INSTRUCTIONS TO FOLLOW
Could you copy every line from the material below in which "resources" appears?

********

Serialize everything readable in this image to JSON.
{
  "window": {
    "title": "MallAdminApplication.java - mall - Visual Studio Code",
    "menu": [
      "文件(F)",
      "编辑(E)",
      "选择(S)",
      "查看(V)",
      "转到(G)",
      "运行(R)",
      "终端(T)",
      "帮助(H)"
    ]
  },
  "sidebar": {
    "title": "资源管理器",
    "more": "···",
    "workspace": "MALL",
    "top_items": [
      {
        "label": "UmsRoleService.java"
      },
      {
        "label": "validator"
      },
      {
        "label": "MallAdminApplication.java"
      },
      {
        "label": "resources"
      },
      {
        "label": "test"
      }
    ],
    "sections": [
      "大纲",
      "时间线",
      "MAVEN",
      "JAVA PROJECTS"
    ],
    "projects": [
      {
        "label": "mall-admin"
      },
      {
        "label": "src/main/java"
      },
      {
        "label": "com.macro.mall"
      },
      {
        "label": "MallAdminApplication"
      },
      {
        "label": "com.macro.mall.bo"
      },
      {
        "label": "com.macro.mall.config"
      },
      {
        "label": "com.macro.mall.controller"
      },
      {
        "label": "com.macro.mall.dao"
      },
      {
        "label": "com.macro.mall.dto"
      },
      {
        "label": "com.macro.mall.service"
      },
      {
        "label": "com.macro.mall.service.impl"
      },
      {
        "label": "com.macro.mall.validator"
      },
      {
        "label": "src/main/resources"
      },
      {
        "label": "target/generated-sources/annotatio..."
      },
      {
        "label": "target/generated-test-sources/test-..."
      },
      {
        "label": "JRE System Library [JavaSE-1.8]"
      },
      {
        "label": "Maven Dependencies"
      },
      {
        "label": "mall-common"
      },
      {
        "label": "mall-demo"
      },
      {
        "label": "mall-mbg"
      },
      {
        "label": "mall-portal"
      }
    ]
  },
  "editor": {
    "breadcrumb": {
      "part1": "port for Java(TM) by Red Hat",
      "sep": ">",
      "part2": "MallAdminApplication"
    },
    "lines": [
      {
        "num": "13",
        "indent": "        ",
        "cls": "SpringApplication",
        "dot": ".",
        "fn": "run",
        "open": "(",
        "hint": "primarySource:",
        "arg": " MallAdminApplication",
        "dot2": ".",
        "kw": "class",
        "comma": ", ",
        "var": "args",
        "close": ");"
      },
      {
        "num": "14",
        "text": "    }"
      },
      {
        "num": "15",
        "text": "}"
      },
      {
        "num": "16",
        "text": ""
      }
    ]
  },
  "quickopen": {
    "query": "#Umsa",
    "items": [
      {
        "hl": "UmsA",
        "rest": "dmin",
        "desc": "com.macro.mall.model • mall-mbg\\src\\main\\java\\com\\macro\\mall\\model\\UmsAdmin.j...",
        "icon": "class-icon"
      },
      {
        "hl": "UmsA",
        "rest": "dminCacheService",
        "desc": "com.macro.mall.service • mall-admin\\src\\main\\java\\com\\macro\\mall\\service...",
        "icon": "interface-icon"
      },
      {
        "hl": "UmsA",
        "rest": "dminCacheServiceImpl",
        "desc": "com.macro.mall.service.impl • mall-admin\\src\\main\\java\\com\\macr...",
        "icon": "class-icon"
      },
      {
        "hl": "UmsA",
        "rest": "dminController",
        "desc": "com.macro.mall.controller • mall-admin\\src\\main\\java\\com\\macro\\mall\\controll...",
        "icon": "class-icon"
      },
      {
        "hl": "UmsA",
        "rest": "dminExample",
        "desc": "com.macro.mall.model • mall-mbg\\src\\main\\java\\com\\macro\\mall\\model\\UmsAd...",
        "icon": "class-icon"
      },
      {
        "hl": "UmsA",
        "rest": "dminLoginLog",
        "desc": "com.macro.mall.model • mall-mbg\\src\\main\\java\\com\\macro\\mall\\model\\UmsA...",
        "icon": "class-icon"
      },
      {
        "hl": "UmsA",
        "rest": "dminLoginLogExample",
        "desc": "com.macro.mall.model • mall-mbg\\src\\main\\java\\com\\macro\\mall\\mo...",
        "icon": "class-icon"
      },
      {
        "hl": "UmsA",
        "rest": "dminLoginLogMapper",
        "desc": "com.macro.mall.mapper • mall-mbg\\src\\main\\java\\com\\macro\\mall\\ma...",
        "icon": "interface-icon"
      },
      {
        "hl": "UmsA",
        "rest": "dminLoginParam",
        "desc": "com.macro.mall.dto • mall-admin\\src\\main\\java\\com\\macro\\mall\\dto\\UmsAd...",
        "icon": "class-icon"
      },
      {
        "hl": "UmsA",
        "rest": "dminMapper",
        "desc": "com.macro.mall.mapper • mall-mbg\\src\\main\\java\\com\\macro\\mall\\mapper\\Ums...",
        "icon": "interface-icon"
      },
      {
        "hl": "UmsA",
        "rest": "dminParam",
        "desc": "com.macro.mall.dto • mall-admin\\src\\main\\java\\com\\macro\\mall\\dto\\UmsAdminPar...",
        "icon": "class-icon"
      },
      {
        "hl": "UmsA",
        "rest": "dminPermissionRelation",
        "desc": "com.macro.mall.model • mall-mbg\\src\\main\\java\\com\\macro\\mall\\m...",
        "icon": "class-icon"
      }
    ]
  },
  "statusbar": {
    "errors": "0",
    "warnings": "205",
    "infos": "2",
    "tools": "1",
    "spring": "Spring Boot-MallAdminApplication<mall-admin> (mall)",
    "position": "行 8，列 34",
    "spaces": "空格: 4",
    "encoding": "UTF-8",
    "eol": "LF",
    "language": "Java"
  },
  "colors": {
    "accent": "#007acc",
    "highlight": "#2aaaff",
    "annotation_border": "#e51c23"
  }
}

********

RESPONSE BELOW
        "label": "resources"
        "label": "src/main/resources"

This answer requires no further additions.